◆ **Exercise**:
Reproduce the listing that follows line for line, with every character unchanged.

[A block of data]
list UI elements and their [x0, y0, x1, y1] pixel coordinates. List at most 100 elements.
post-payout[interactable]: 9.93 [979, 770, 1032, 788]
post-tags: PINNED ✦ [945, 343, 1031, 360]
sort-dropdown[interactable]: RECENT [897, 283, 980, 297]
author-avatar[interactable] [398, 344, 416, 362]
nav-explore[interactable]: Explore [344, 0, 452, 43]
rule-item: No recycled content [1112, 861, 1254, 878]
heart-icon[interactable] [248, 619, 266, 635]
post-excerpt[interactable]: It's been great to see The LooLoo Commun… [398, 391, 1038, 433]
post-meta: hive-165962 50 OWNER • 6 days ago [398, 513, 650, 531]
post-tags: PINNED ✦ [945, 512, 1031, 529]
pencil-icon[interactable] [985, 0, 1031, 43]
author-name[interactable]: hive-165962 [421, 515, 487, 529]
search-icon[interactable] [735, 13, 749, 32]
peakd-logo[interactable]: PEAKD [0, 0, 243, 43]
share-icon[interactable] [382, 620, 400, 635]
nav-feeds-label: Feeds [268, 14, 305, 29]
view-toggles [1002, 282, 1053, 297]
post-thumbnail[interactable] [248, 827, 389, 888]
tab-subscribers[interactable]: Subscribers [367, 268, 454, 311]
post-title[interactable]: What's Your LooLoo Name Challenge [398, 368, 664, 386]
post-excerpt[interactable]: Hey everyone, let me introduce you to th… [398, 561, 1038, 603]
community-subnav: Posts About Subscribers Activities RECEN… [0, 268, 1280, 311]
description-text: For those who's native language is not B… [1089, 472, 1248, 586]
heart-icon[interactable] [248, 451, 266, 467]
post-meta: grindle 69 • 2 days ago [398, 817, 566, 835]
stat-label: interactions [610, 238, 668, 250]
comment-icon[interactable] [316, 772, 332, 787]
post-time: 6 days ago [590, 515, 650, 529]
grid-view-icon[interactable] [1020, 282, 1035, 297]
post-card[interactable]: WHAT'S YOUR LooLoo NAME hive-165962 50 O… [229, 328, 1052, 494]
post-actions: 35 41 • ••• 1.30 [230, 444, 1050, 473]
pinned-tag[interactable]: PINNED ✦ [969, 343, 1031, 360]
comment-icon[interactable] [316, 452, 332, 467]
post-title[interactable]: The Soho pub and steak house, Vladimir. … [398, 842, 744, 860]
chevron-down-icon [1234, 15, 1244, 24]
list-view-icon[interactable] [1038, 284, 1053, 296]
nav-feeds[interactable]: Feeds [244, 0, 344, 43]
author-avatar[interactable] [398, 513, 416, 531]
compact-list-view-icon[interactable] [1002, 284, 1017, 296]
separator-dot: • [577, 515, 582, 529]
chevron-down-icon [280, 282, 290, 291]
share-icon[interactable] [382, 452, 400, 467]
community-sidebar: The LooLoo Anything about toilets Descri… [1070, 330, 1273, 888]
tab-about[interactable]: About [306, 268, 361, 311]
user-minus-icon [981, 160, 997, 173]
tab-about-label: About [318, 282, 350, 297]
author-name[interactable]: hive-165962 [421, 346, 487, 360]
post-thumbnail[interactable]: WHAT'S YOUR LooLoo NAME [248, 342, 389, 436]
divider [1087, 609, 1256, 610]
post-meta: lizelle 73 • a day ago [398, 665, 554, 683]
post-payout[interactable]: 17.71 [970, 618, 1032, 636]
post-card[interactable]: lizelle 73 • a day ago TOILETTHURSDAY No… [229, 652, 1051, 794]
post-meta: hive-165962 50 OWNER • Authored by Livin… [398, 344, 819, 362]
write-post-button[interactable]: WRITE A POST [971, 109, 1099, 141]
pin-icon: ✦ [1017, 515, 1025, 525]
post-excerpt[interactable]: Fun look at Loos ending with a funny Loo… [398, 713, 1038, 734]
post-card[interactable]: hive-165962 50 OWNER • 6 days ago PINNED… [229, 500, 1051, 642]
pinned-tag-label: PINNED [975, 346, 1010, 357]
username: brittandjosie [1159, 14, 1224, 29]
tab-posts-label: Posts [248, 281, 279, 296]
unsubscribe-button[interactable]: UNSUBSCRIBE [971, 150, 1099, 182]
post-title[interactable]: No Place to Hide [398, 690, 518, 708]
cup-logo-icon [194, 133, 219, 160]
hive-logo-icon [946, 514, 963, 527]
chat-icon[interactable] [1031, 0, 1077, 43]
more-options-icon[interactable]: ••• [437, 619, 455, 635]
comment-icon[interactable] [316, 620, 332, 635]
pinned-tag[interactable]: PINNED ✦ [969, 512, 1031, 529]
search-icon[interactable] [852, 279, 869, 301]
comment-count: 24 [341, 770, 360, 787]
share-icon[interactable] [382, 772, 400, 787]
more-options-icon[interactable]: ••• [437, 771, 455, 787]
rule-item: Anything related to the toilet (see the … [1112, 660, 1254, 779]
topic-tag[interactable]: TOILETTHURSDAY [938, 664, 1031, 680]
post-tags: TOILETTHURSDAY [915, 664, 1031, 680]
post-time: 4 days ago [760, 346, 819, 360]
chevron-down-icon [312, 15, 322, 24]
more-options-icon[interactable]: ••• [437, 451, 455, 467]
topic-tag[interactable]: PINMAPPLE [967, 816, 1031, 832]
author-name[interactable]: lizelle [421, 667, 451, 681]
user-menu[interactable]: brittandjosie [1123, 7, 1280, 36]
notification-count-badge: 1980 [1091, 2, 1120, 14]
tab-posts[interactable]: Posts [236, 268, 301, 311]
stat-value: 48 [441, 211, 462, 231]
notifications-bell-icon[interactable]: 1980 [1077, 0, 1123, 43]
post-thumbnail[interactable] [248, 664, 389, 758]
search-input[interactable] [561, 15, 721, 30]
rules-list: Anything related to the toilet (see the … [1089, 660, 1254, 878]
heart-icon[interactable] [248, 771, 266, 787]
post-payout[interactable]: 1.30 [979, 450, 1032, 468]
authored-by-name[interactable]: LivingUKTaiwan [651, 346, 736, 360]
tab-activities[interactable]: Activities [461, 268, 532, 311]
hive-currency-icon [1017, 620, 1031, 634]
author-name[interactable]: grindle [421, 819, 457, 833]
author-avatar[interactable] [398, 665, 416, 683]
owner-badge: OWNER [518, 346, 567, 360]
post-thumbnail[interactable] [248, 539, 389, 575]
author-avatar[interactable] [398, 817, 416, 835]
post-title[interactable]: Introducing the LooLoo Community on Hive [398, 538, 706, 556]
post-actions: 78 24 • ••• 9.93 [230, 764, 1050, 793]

◆ **Expected answer**:
list UI elements and their [x0, y0, x1, y1] pixel coordinates. List at most 100 elements.
post-payout[interactable]: 9.93 [979, 770, 1032, 788]
post-tags: PINNED ✦ [945, 343, 1031, 360]
sort-dropdown[interactable]: RECENT [897, 283, 980, 297]
author-avatar[interactable] [398, 344, 416, 362]
nav-explore[interactable]: Explore [344, 0, 452, 43]
rule-item: No recycled content [1112, 861, 1254, 878]
heart-icon[interactable] [248, 619, 266, 635]
post-excerpt[interactable]: It's been great to see The LooLoo Commun… [398, 391, 1038, 433]
post-meta: hive-165962 50 OWNER • 6 days ago [398, 513, 650, 531]
post-tags: PINNED ✦ [945, 512, 1031, 529]
pencil-icon[interactable] [985, 0, 1031, 43]
author-name[interactable]: hive-165962 [421, 515, 487, 529]
search-icon[interactable] [735, 13, 749, 32]
peakd-logo[interactable]: PEAKD [0, 0, 243, 43]
share-icon[interactable] [382, 620, 400, 635]
nav-feeds-label: Feeds [268, 14, 305, 29]
view-toggles [1002, 282, 1053, 297]
post-thumbnail[interactable] [248, 827, 389, 888]
tab-subscribers[interactable]: Subscribers [367, 268, 454, 311]
post-title[interactable]: What's Your LooLoo Name Challenge [398, 368, 664, 386]
post-excerpt[interactable]: Hey everyone, let me introduce you to th… [398, 561, 1038, 603]
community-subnav: Posts About Subscribers Activities RECEN… [0, 268, 1280, 311]
description-text: For those who's native language is not B… [1089, 472, 1248, 586]
heart-icon[interactable] [248, 451, 266, 467]
post-meta: grindle 69 • 2 days ago [398, 817, 566, 835]
stat-label: interactions [610, 238, 668, 250]
comment-icon[interactable] [316, 772, 332, 787]
post-time: 6 days ago [590, 515, 650, 529]
grid-view-icon[interactable] [1020, 282, 1035, 297]
post-card[interactable]: WHAT'S YOUR LooLoo NAME hive-165962 50 O… [229, 328, 1052, 494]
post-actions: 35 41 • ••• 1.30 [230, 444, 1050, 473]
pinned-tag[interactable]: PINNED ✦ [969, 343, 1031, 360]
comment-icon[interactable] [316, 452, 332, 467]
post-title[interactable]: The Soho pub and steak house, Vladimir. … [398, 842, 744, 860]
chevron-down-icon [1234, 15, 1244, 24]
list-view-icon[interactable] [1038, 284, 1053, 296]
nav-feeds[interactable]: Feeds [244, 0, 344, 43]
author-avatar[interactable] [398, 513, 416, 531]
compact-list-view-icon[interactable] [1002, 284, 1017, 296]
separator-dot: • [577, 515, 582, 529]
chevron-down-icon [280, 282, 290, 291]
share-icon[interactable] [382, 452, 400, 467]
community-sidebar: The LooLoo Anything about toilets Descri… [1070, 330, 1273, 888]
tab-about[interactable]: About [306, 268, 361, 311]
user-minus-icon [981, 160, 997, 173]
tab-about-label: About [318, 282, 350, 297]
author-name[interactable]: hive-165962 [421, 346, 487, 360]
post-thumbnail[interactable]: WHAT'S YOUR LooLoo NAME [248, 342, 389, 436]
divider [1087, 609, 1256, 610]
post-meta: lizelle 73 • a day ago [398, 665, 554, 683]
post-payout[interactable]: 17.71 [970, 618, 1032, 636]
post-card[interactable]: lizelle 73 • a day ago TOILETTHURSDAY No… [229, 652, 1051, 794]
post-meta: hive-165962 50 OWNER • Authored by Livin… [398, 344, 819, 362]
write-post-button[interactable]: WRITE A POST [971, 109, 1099, 141]
pin-icon: ✦ [1017, 515, 1025, 525]
post-excerpt[interactable]: Fun look at Loos ending with a funny Loo… [398, 713, 1038, 734]
post-card[interactable]: hive-165962 50 OWNER • 6 days ago PINNED… [229, 500, 1051, 642]
pinned-tag-label: PINNED [975, 346, 1010, 357]
username: brittandjosie [1159, 14, 1224, 29]
tab-posts-label: Posts [248, 281, 279, 296]
unsubscribe-button[interactable]: UNSUBSCRIBE [971, 150, 1099, 182]
post-title[interactable]: No Place to Hide [398, 690, 518, 708]
cup-logo-icon [194, 133, 219, 160]
hive-logo-icon [946, 514, 963, 527]
chat-icon[interactable] [1031, 0, 1077, 43]
more-options-icon[interactable]: ••• [437, 619, 455, 635]
comment-icon[interactable] [316, 620, 332, 635]
pinned-tag[interactable]: PINNED ✦ [969, 512, 1031, 529]
search-icon[interactable] [852, 279, 869, 301]
comment-count: 24 [341, 770, 360, 787]
share-icon[interactable] [382, 772, 400, 787]
more-options-icon[interactable]: ••• [437, 771, 455, 787]
rule-item: Anything related to the toilet (see the … [1112, 660, 1254, 779]
topic-tag[interactable]: TOILETTHURSDAY [938, 664, 1031, 680]
post-tags: TOILETTHURSDAY [915, 664, 1031, 680]
post-time: 4 days ago [760, 346, 819, 360]
chevron-down-icon [312, 15, 322, 24]
more-options-icon[interactable]: ••• [437, 451, 455, 467]
topic-tag[interactable]: PINMAPPLE [967, 816, 1031, 832]
author-name[interactable]: lizelle [421, 667, 451, 681]
user-menu[interactable]: brittandjosie [1123, 7, 1280, 36]
notification-count-badge: 1980 [1091, 2, 1120, 14]
tab-posts[interactable]: Posts [236, 268, 301, 311]
stat-value: 48 [441, 211, 462, 231]
notifications-bell-icon[interactable]: 1980 [1077, 0, 1123, 43]
post-thumbnail[interactable] [248, 664, 389, 758]
search-input[interactable] [561, 15, 721, 30]
rules-list: Anything related to the toilet (see the … [1089, 660, 1254, 878]
heart-icon[interactable] [248, 771, 266, 787]
post-payout[interactable]: 1.30 [979, 450, 1032, 468]
authored-by-name[interactable]: LivingUKTaiwan [651, 346, 736, 360]
tab-activities[interactable]: Activities [461, 268, 532, 311]
hive-currency-icon [1017, 620, 1031, 634]
author-name[interactable]: grindle [421, 819, 457, 833]
author-avatar[interactable] [398, 665, 416, 683]
owner-badge: OWNER [518, 346, 567, 360]
post-thumbnail[interactable] [248, 539, 389, 575]
author-avatar[interactable] [398, 817, 416, 835]
post-title[interactable]: Introducing the LooLoo Community on Hive [398, 538, 706, 556]
post-actions: 78 24 • ••• 9.93 [230, 764, 1050, 793]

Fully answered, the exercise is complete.